Records supplied =>
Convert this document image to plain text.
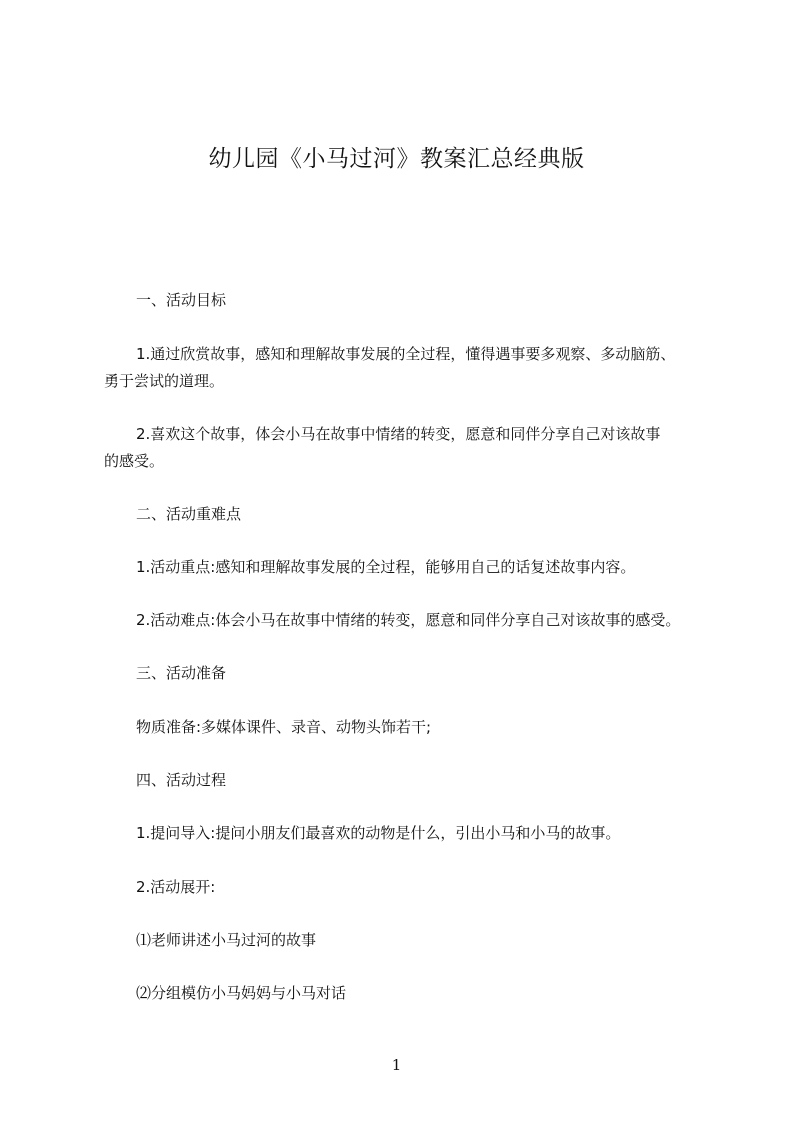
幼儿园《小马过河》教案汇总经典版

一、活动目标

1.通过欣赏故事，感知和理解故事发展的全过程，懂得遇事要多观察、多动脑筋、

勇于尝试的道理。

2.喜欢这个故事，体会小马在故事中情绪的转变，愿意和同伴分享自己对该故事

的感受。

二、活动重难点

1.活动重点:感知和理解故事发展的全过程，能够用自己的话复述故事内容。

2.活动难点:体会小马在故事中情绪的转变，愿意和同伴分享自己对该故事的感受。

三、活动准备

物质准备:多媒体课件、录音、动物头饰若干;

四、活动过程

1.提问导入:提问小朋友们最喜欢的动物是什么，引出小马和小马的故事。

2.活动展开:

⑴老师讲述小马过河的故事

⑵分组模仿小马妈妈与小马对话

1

---

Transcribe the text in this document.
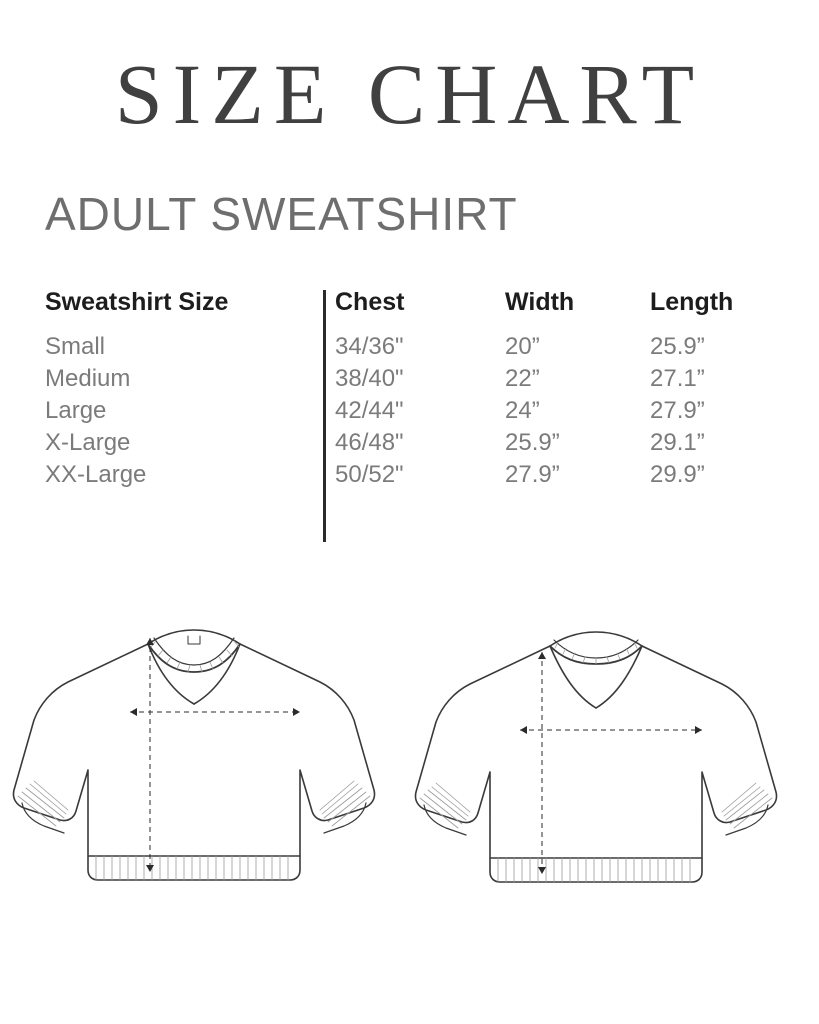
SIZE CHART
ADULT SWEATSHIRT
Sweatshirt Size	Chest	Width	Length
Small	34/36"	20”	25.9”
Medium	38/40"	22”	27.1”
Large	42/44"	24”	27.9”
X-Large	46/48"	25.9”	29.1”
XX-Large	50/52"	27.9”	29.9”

Task to carry out => Gather and return every line that holds the string "document".

Response to the exercise =>
Convert this document image to plain text.
Transcribe the text in this document.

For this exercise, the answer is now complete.